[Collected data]
..........

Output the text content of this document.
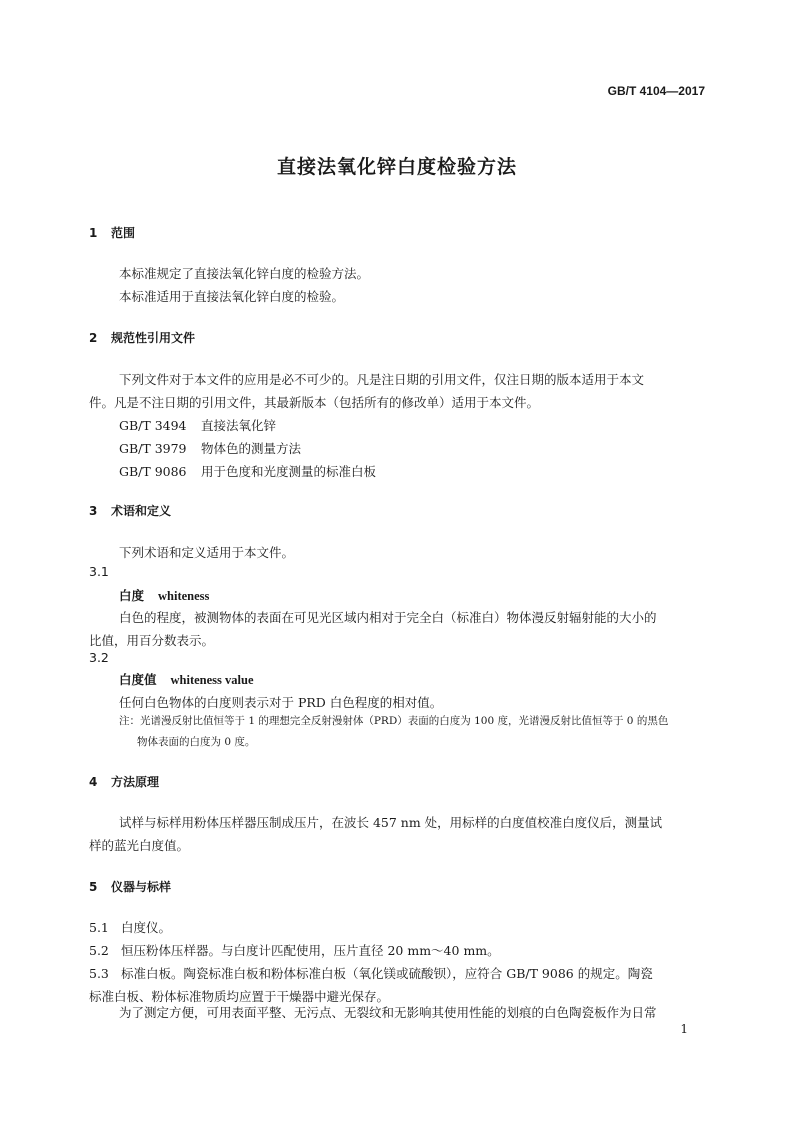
GB/T 4104—2017
直接法氧化锌白度检验方法
1 范围
本标准规定了直接法氧化锌白度的检验方法。
本标准适用于直接法氧化锌白度的检验。
2 规范性引用文件
下列文件对于本文件的应用是必不可少的。凡是注日期的引用文件，仅注日期的版本适用于本文
件。凡是不注日期的引用文件，其最新版本（包括所有的修改单）适用于本文件。
GB/T 3494 直接法氧化锌
GB/T 3979 物体色的测量方法
GB/T 9086 用于色度和光度测量的标准白板
3 术语和定义
下列术语和定义适用于本文件。
3.1
白度 whiteness
白色的程度，被测物体的表面在可见光区域内相对于完全白（标准白）物体漫反射辐射能的大小的
比值，用百分数表示。
3.2
白度值 whiteness value
任何白色物体的白度则表示对于 PRD 白色程度的相对值。
注：光谱漫反射比值恒等于 1 的理想完全反射漫射体（PRD）表面的白度为 100 度，光谱漫反射比值恒等于 0 的黑色
物体表面的白度为 0 度。
4 方法原理
试样与标样用粉体压样器压制成压片，在波长 457 nm 处，用标样的白度值校准白度仪后，测量试
样的蓝光白度值。
5 仪器与标样
5.1 白度仪。
5.2 恒压粉体压样器。与白度计匹配使用，压片直径 20 mm～40 mm。
5.3 标准白板。陶瓷标准白板和粉体标准白板（氧化镁或硫酸钡），应符合 GB/T 9086 的规定。陶瓷
标准白板、粉体标准物质均应置于干燥器中避光保存。
为了测定方便，可用表面平整、无污点、无裂纹和无影响其使用性能的划痕的白色陶瓷板作为日常
1
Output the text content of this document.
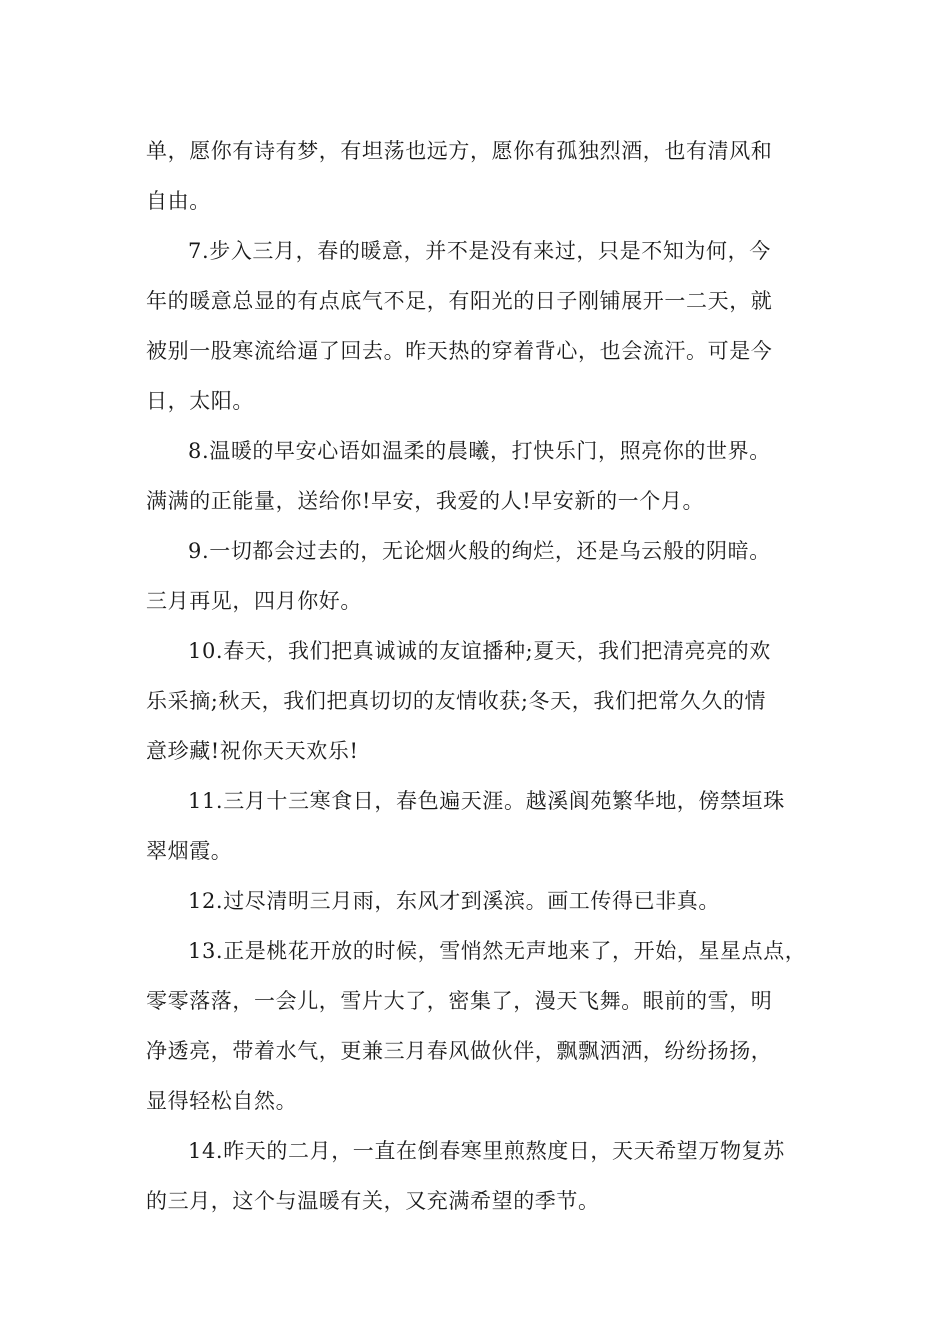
单，愿你有诗有梦，有坦荡也远方，愿你有孤独烈酒，也有清风和
自由。
7.步入三月，春的暖意，并不是没有来过，只是不知为何，今
年的暖意总显的有点底气不足，有阳光的日子刚铺展开一二天，就
被别一股寒流给逼了回去。昨天热的穿着背心，也会流汗。可是今
日，太阳。
8.温暖的早安心语如温柔的晨曦，打快乐门，照亮你的世界。
满满的正能量，送给你!早安，我爱的人!早安新的一个月。
9.一切都会过去的，无论烟火般的绚烂，还是乌云般的阴暗。
三月再见，四月你好。
10.春天，我们把真诚诚的友谊播种;夏天，我们把清亮亮的欢
乐采摘;秋天，我们把真切切的友情收获;冬天，我们把常久久的情
意珍藏!祝你天天欢乐!
11.三月十三寒食日，春色遍天涯。越溪阆苑繁华地，傍禁垣珠
翠烟霞。
12.过尽清明三月雨，东风才到溪滨。画工传得已非真。
13.正是桃花开放的时候，雪悄然无声地来了，开始，星星点点，
零零落落，一会儿，雪片大了，密集了，漫天飞舞。眼前的雪，明
净透亮，带着水气，更兼三月春风做伙伴，飘飘洒洒，纷纷扬扬，
显得轻松自然。
14.昨天的二月，一直在倒春寒里煎熬度日，天天希望万物复苏
的三月，这个与温暖有关，又充满希望的季节。
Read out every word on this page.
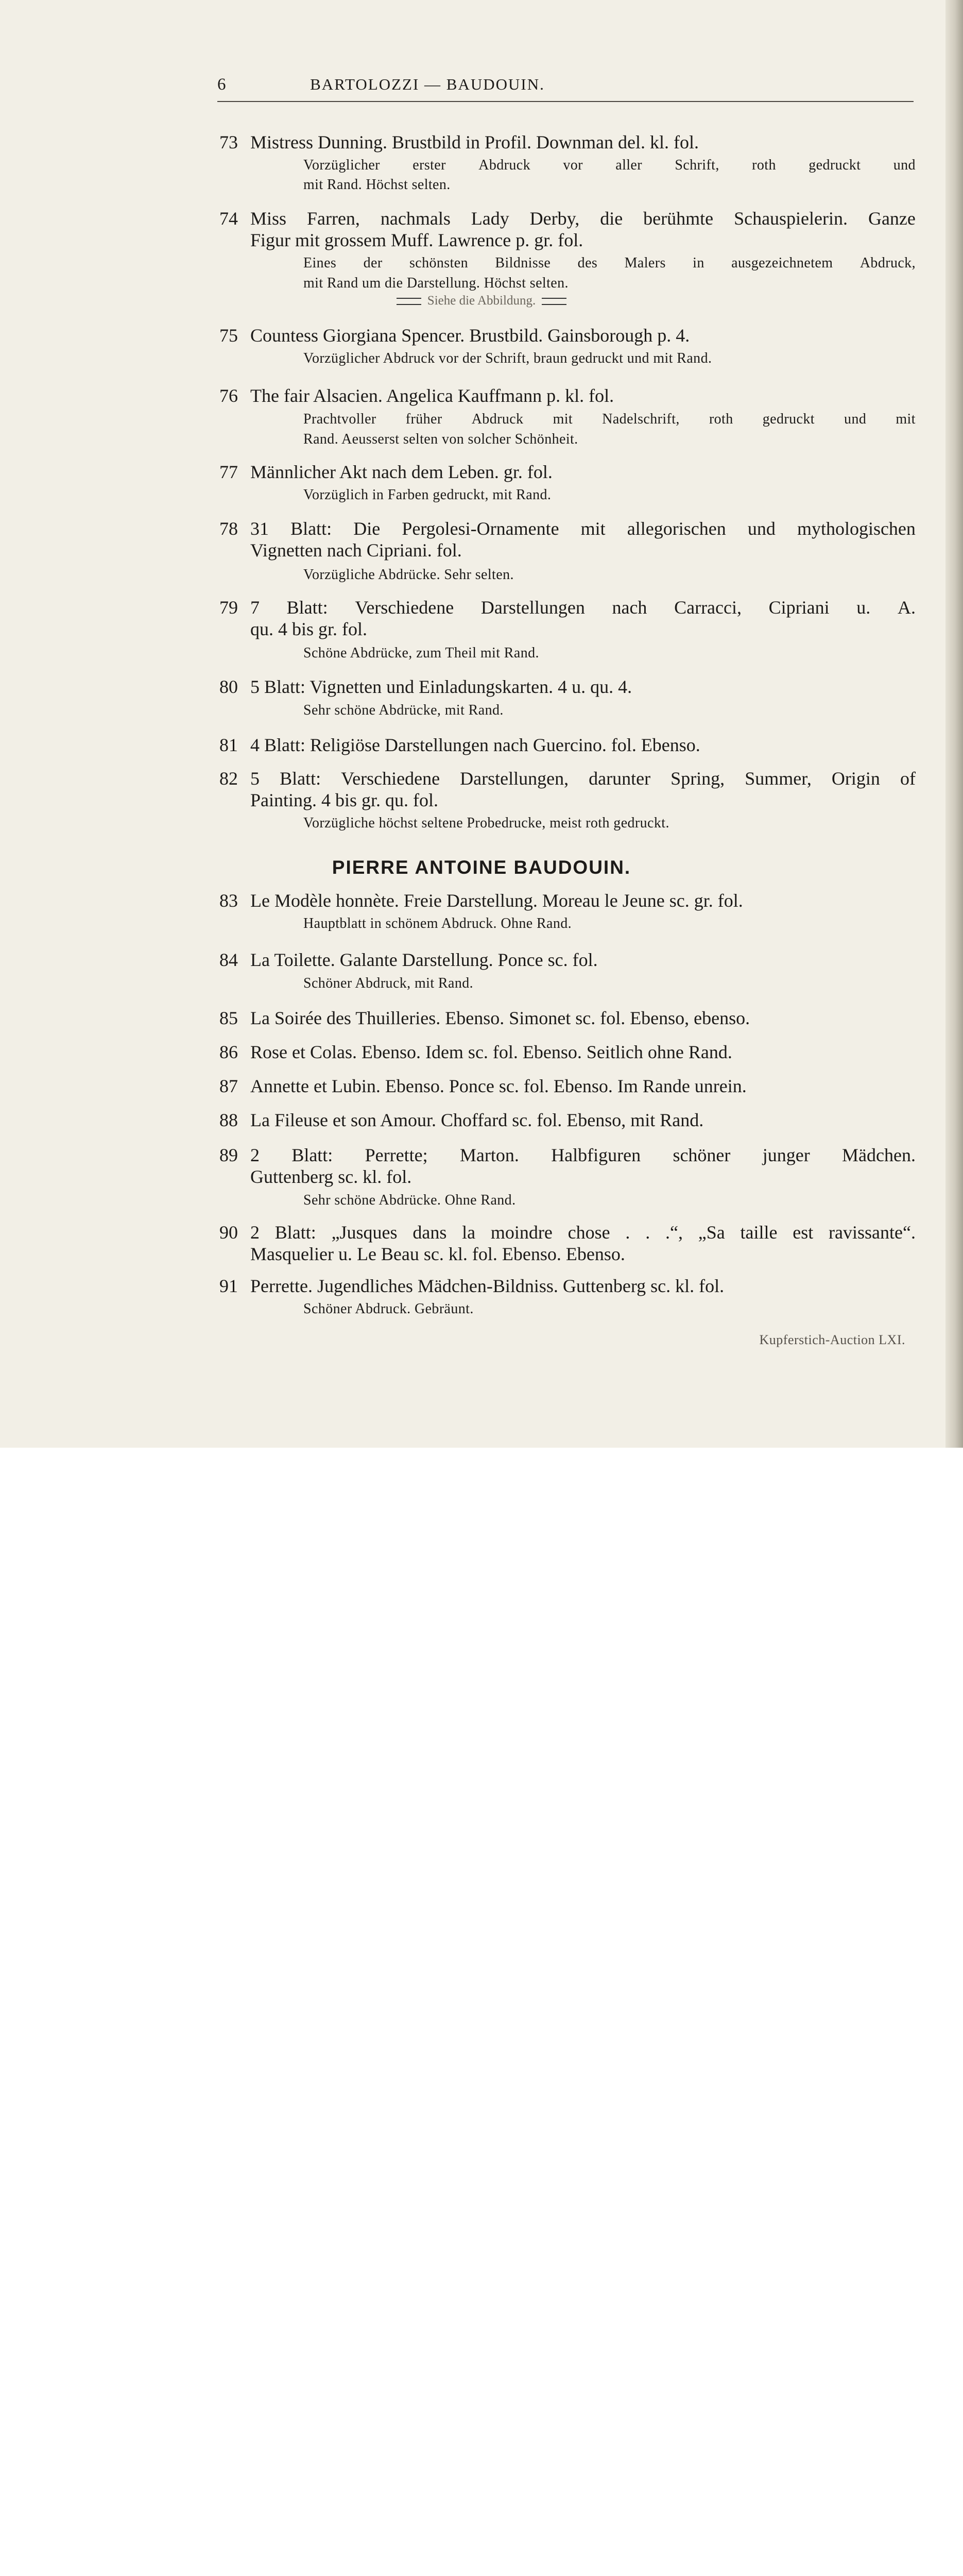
6	BARTOLOZZI — BAUDOUIN.
73 Mistress Dunning. Brustbild in Profil. Downman del. kl. fol.
Vorzüglicher erster Abdruck vor aller Schrift, roth gedruckt und
mit Rand. Höchst selten.
74 Miss Farren, nachmals Lady Derby, die berühmte Schauspielerin. Ganze
Figur mit grossem Muff. Lawrence p. gr. fol.
Eines der schönsten Bildnisse des Malers in ausgezeichnetem Abdruck,
mit Rand um die Darstellung. Höchst selten.
75 Countess Giorgiana Spencer. Brustbild. Gainsborough p. 4.
Vorzüglicher Abdruck vor der Schrift, braun gedruckt und mit Rand.
76 The fair Alsacien. Angelica Kauffmann p. kl. fol.
Prachtvoller früher Abdruck mit Nadelschrift, roth gedruckt und mit
Rand. Aeusserst selten von solcher Schönheit.
77 Männlicher Akt nach dem Leben. gr. fol.
Vorzüglich in Farben gedruckt, mit Rand.
78 31 Blatt: Die Pergolesi-Ornamente mit allegorischen und mythologischen
Vignetten nach Cipriani. fol.
Vorzügliche Abdrücke. Sehr selten.
79 7 Blatt: Verschiedene Darstellungen nach Carracci, Cipriani u. A.
qu. 4 bis gr. fol.
Schöne Abdrücke, zum Theil mit Rand.
80 5 Blatt: Vignetten und Einladungskarten. 4 u. qu. 4.
Sehr schöne Abdrücke, mit Rand.
81 4 Blatt: Religiöse Darstellungen nach Guercino. fol. Ebenso.
82 5 Blatt: Verschiedene Darstellungen, darunter Spring, Summer, Origin of
Painting. 4 bis gr. qu. fol.
Vorzügliche höchst seltene Probedrucke, meist roth gedruckt.
83 Le Modèle honnète. Freie Darstellung. Moreau le Jeune sc. gr. fol.
Hauptblatt in schönem Abdruck. Ohne Rand.
84 La Toilette. Galante Darstellung. Ponce sc. fol.
Schöner Abdruck, mit Rand.
85 La Soirée des Thuilleries. Ebenso. Simonet sc. fol. Ebenso, ebenso.
86 Rose et Colas. Ebenso. Idem sc. fol. Ebenso. Seitlich ohne Rand.
87 Annette et Lubin. Ebenso. Ponce sc. fol. Ebenso. Im Rande unrein.
88 La Fileuse et son Amour. Choffard sc. fol. Ebenso, mit Rand.
89 2 Blatt: Perrette; Marton. Halbfiguren schöner junger Mädchen.
Guttenberg sc. kl. fol.
Sehr schöne Abdrücke. Ohne Rand.
90 2 Blatt: „Jusques dans la moindre chose . . .“, „Sa taille est ravissante“.
Masquelier u. Le Beau sc. kl. fol. Ebenso. Ebenso.
91 Perrette. Jugendliches Mädchen-Bildniss. Guttenberg sc. kl. fol.
Schöner Abdruck. Gebräunt.
Siehe die Abbildung.
PIERRE ANTOINE BAUDOUIN.
Kupferstich-Auction LXI.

..........

**Work instructions:** Using the listing above, show every line that includes the string "gedruckt".

**Final result:**
Vorzüglicher erster Abdruck vor aller Schrift, roth gedruckt und
Vorzüglicher Abdruck vor der Schrift, braun gedruckt und mit Rand.
Prachtvoller früher Abdruck mit Nadelschrift, roth gedruckt und mit
Vorzüglich in Farben gedruckt, mit Rand.
Vorzügliche höchst seltene Probedrucke, meist roth gedruckt.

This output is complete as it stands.